── Working data

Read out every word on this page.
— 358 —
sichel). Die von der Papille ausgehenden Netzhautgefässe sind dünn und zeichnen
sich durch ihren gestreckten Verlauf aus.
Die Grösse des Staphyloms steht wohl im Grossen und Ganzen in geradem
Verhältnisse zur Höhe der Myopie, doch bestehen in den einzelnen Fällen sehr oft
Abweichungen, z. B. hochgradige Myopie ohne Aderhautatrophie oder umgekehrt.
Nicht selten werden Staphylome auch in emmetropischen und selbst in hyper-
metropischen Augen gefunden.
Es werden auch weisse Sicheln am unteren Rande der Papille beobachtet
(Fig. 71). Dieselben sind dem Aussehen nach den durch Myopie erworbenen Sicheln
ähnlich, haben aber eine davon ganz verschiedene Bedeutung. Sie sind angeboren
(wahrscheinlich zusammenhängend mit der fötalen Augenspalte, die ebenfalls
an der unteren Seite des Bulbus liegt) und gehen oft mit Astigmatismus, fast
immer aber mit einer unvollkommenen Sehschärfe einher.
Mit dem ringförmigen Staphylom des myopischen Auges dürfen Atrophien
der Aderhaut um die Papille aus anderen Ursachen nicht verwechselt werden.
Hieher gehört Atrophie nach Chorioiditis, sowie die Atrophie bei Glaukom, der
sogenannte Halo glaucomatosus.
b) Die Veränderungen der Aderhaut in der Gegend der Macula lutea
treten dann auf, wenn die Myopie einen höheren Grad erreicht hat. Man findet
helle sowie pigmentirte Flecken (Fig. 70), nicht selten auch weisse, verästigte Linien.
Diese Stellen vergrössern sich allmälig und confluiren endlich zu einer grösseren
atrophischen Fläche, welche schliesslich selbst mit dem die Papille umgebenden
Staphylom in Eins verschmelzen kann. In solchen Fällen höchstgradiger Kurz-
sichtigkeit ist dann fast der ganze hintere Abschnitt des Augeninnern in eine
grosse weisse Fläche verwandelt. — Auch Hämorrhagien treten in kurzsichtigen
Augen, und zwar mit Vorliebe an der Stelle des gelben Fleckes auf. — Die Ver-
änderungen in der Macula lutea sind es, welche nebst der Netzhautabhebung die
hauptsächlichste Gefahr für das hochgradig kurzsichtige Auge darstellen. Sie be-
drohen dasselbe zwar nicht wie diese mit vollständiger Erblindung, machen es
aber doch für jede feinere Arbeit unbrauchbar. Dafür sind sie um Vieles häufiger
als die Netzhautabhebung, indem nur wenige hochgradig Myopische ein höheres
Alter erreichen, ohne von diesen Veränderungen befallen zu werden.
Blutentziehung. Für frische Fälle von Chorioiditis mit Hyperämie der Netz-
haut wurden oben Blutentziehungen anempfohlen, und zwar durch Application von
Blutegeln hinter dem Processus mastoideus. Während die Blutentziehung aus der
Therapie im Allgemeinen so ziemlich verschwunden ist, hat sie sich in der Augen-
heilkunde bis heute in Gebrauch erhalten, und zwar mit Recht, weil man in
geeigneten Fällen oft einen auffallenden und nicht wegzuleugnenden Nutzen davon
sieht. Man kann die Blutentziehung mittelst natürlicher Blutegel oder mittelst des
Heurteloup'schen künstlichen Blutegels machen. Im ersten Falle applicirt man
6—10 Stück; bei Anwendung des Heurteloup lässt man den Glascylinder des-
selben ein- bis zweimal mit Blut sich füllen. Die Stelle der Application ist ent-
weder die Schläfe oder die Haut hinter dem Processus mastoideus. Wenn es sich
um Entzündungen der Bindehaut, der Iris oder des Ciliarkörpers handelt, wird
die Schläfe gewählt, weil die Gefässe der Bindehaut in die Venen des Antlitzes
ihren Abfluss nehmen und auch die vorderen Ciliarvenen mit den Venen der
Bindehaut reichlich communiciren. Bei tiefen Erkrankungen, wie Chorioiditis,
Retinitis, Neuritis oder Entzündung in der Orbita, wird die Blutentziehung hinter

────

### What the task asks
The entries above must be returned in full, exactly as shown.

### Result
Read out every word on this page.
— 358 —
sichel). Die von der Papille ausgehenden Netzhautgefässe sind dünn und zeichnen
sich durch ihren gestreckten Verlauf aus.
Die Grösse des Staphyloms steht wohl im Grossen und Ganzen in geradem
Verhältnisse zur Höhe der Myopie, doch bestehen in den einzelnen Fällen sehr oft
Abweichungen, z. B. hochgradige Myopie ohne Aderhautatrophie oder umgekehrt.
Nicht selten werden Staphylome auch in emmetropischen und selbst in hyper-
metropischen Augen gefunden.
Es werden auch weisse Sicheln am unteren Rande der Papille beobachtet
(Fig. 71). Dieselben sind dem Aussehen nach den durch Myopie erworbenen Sicheln
ähnlich, haben aber eine davon ganz verschiedene Bedeutung. Sie sind angeboren
(wahrscheinlich zusammenhängend mit der fötalen Augenspalte, die ebenfalls
an der unteren Seite des Bulbus liegt) und gehen oft mit Astigmatismus, fast
immer aber mit einer unvollkommenen Sehschärfe einher.
Mit dem ringförmigen Staphylom des myopischen Auges dürfen Atrophien
der Aderhaut um die Papille aus anderen Ursachen nicht verwechselt werden.
Hieher gehört Atrophie nach Chorioiditis, sowie die Atrophie bei Glaukom, der
sogenannte Halo glaucomatosus.
b) Die Veränderungen der Aderhaut in der Gegend der Macula lutea
treten dann auf, wenn die Myopie einen höheren Grad erreicht hat. Man findet
helle sowie pigmentirte Flecken (Fig. 70), nicht selten auch weisse, verästigte Linien.
Diese Stellen vergrössern sich allmälig und confluiren endlich zu einer grösseren
atrophischen Fläche, welche schliesslich selbst mit dem die Papille umgebenden
Staphylom in Eins verschmelzen kann. In solchen Fällen höchstgradiger Kurz-
sichtigkeit ist dann fast der ganze hintere Abschnitt des Augeninnern in eine
grosse weisse Fläche verwandelt. — Auch Hämorrhagien treten in kurzsichtigen
Augen, und zwar mit Vorliebe an der Stelle des gelben Fleckes auf. — Die Ver-
änderungen in der Macula lutea sind es, welche nebst der Netzhautabhebung die
hauptsächlichste Gefahr für das hochgradig kurzsichtige Auge darstellen. Sie be-
drohen dasselbe zwar nicht wie diese mit vollständiger Erblindung, machen es
aber doch für jede feinere Arbeit unbrauchbar. Dafür sind sie um Vieles häufiger
als die Netzhautabhebung, indem nur wenige hochgradig Myopische ein höheres
Alter erreichen, ohne von diesen Veränderungen befallen zu werden.
Blutentziehung. Für frische Fälle von Chorioiditis mit Hyperämie der Netz-
haut wurden oben Blutentziehungen anempfohlen, und zwar durch Application von
Blutegeln hinter dem Processus mastoideus. Während die Blutentziehung aus der
Therapie im Allgemeinen so ziemlich verschwunden ist, hat sie sich in der Augen-
heilkunde bis heute in Gebrauch erhalten, und zwar mit Recht, weil man in
geeigneten Fällen oft einen auffallenden und nicht wegzuleugnenden Nutzen davon
sieht. Man kann die Blutentziehung mittelst natürlicher Blutegel oder mittelst des
Heurteloup'schen künstlichen Blutegels machen. Im ersten Falle applicirt man
6—10 Stück; bei Anwendung des Heurteloup lässt man den Glascylinder des-
selben ein- bis zweimal mit Blut sich füllen. Die Stelle der Application ist ent-
weder die Schläfe oder die Haut hinter dem Processus mastoideus. Wenn es sich
um Entzündungen der Bindehaut, der Iris oder des Ciliarkörpers handelt, wird
die Schläfe gewählt, weil die Gefässe der Bindehaut in die Venen des Antlitzes
ihren Abfluss nehmen und auch die vorderen Ciliarvenen mit den Venen der
Bindehaut reichlich communiciren. Bei tiefen Erkrankungen, wie Chorioiditis,
Retinitis, Neuritis oder Entzündung in der Orbita, wird die Blutentziehung hinter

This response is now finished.